▸ RECORDS FOR THIS EXERCISE:
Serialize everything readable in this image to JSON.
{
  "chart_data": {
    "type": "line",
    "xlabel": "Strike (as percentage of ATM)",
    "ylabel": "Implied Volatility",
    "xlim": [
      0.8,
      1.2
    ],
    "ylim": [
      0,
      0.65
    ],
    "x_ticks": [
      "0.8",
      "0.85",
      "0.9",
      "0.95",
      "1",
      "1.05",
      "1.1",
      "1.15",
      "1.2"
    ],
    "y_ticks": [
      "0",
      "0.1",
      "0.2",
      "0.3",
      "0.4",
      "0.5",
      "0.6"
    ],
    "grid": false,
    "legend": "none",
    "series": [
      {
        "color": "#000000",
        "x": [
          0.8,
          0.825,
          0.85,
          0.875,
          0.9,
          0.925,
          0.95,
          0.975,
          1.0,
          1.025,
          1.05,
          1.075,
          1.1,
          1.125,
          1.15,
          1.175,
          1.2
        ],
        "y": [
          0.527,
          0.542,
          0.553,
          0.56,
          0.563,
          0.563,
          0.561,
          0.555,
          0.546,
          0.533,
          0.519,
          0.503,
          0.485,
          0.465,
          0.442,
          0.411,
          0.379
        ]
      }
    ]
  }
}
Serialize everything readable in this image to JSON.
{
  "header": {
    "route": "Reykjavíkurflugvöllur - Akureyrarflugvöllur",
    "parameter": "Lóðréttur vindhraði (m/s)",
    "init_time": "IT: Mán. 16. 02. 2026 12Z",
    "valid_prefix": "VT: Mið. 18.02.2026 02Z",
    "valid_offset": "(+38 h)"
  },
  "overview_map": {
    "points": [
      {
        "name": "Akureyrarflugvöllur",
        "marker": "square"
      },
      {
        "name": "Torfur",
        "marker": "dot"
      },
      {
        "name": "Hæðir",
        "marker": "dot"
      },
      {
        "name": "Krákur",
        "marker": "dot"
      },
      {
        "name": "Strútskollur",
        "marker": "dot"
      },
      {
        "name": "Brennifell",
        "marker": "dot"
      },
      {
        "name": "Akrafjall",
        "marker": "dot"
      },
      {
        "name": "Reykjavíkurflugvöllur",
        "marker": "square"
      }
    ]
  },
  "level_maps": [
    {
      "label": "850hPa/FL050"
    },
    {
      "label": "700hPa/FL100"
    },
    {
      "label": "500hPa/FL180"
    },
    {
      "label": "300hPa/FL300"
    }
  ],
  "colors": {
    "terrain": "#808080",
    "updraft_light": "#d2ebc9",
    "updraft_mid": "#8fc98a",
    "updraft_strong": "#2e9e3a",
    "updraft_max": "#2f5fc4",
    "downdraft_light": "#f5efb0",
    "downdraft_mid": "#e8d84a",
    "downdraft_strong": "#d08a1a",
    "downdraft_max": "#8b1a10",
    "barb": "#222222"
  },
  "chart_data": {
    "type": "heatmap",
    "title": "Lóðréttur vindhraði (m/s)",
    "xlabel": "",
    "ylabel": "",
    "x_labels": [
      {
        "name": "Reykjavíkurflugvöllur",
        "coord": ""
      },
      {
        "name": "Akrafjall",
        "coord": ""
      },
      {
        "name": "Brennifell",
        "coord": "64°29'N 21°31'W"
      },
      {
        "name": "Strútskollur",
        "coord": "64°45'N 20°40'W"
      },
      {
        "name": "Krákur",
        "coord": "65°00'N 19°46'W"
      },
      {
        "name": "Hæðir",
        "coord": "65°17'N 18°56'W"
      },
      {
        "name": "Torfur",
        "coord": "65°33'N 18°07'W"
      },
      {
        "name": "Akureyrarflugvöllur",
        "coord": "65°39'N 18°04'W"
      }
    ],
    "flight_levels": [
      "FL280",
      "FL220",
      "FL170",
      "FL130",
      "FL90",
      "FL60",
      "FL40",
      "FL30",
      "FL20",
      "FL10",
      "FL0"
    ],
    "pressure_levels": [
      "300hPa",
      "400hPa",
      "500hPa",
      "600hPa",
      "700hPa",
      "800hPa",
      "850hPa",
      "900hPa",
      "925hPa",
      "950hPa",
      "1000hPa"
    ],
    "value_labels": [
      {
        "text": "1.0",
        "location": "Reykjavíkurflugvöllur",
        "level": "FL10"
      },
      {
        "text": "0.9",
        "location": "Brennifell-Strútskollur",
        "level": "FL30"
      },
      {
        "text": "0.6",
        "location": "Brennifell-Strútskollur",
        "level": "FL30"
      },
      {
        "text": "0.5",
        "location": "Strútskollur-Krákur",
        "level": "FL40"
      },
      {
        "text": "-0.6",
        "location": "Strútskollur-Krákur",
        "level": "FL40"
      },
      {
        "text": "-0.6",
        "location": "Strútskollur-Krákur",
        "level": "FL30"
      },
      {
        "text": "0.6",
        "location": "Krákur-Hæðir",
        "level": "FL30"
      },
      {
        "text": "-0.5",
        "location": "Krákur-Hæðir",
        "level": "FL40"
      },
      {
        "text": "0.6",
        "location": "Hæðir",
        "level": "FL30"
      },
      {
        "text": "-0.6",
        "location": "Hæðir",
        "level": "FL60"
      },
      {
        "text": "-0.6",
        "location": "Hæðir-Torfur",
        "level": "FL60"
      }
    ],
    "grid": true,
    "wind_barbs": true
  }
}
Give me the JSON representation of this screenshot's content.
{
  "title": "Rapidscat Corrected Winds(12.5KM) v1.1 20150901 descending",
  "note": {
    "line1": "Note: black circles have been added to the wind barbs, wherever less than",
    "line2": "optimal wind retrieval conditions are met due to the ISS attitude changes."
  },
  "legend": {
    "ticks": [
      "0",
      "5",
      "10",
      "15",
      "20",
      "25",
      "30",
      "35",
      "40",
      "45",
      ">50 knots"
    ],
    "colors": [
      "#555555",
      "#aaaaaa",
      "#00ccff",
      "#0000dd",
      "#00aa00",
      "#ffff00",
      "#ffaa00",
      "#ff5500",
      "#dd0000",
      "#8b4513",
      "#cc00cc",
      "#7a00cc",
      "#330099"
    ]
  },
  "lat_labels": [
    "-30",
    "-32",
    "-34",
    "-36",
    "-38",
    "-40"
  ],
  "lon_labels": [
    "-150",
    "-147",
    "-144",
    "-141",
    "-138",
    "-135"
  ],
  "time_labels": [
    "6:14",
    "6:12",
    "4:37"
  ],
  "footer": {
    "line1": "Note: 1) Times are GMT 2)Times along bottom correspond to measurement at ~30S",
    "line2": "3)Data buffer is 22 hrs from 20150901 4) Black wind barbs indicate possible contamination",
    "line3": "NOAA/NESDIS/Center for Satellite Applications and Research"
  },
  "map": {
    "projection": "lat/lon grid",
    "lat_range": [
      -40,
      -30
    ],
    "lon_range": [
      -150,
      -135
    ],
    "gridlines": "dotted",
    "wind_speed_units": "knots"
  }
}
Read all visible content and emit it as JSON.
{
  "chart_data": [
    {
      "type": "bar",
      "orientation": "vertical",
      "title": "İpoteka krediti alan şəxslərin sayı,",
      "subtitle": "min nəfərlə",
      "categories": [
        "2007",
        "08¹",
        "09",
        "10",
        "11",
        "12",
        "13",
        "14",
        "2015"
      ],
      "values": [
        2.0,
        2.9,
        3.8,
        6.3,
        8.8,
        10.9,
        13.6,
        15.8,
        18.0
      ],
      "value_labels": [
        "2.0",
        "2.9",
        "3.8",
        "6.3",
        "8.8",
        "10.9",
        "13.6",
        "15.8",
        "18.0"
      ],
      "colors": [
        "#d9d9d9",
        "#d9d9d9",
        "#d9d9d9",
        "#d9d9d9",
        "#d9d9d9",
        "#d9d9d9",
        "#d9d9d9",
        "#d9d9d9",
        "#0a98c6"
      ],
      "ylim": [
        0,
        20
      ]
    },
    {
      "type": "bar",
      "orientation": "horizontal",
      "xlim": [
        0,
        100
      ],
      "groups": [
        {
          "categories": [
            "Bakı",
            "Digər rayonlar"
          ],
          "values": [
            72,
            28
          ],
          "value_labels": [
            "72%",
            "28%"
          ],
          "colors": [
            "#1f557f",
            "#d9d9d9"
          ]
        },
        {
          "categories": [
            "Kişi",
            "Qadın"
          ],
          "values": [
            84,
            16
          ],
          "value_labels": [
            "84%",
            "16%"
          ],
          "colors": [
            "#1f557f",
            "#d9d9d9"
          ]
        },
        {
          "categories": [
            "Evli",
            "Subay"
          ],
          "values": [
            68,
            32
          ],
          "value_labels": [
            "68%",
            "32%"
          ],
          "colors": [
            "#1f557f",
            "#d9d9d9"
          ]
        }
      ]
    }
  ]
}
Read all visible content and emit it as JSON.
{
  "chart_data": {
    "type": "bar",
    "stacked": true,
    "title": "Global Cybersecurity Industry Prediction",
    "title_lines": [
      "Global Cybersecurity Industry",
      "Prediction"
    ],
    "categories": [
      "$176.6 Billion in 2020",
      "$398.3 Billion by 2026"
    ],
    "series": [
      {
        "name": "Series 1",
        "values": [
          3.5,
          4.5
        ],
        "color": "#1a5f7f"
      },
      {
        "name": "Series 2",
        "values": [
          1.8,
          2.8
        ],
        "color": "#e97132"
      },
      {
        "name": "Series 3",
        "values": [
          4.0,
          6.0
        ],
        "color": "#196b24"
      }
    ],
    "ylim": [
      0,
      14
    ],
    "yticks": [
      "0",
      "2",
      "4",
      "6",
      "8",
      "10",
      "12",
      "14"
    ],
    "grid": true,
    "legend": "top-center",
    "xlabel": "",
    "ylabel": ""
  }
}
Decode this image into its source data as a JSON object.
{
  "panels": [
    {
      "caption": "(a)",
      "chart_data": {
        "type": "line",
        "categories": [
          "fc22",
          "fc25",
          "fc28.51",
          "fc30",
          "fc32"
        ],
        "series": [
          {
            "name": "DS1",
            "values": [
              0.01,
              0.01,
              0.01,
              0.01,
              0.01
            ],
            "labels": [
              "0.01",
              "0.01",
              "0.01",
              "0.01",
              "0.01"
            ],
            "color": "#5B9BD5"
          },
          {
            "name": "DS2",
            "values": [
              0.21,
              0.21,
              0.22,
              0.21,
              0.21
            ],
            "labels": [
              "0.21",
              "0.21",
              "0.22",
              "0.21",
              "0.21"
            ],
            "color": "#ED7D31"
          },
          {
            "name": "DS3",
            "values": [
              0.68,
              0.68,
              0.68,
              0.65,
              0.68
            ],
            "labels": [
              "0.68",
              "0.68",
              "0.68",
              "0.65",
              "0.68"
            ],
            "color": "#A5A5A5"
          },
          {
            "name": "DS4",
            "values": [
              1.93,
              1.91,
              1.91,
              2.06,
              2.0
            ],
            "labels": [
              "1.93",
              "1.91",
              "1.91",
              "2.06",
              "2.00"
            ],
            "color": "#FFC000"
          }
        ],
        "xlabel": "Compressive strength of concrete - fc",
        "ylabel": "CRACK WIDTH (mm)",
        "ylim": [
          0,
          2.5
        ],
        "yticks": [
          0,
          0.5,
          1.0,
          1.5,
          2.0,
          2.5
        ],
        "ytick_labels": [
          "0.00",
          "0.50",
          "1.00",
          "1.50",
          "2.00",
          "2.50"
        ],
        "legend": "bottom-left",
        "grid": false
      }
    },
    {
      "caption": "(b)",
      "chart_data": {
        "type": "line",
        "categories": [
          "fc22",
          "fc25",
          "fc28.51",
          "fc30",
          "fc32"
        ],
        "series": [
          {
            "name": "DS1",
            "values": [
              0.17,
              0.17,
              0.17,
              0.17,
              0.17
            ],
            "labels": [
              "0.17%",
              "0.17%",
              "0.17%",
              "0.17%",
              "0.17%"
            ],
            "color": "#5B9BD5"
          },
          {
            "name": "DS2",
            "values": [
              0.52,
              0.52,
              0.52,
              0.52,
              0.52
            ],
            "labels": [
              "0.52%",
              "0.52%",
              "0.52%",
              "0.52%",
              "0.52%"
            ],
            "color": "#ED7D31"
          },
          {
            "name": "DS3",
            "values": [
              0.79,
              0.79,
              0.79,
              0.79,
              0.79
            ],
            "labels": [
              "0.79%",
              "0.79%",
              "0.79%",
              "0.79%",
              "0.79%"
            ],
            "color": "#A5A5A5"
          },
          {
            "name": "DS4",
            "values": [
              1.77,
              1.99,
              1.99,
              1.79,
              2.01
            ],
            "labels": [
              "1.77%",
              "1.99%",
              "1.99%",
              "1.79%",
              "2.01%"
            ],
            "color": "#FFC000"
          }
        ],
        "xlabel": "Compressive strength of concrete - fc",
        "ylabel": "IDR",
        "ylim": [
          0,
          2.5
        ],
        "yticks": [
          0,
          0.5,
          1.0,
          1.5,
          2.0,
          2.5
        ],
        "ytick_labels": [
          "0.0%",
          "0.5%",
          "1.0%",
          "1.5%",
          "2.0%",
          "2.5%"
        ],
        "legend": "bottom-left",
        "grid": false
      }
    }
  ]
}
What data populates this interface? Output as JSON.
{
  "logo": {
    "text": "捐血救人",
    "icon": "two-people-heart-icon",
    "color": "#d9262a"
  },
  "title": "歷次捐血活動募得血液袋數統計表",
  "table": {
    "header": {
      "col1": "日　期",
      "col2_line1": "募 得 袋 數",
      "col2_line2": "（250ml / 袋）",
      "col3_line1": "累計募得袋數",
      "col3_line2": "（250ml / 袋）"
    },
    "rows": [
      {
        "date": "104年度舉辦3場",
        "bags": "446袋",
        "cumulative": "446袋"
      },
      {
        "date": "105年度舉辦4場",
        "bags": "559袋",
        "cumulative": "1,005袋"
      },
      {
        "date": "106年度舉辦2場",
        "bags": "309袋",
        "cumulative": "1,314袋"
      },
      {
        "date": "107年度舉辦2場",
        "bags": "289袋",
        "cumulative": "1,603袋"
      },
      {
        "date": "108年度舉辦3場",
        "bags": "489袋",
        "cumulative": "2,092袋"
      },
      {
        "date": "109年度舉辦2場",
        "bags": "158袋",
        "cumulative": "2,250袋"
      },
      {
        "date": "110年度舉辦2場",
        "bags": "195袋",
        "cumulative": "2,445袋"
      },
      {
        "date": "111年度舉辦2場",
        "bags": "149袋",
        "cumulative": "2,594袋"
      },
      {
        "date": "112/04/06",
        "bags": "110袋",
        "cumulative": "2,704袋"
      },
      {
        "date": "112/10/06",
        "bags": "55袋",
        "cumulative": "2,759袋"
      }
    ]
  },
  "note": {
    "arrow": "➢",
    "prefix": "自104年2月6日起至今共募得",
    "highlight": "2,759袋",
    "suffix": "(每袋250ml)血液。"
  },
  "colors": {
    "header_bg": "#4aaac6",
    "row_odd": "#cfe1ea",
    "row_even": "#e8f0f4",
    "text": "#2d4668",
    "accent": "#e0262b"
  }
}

▸ THE EXERCISE:
Report how many lines of the listing above include the word "Billion". Say nothing but the number.

▸ OUTPUT OF THE TASK:
2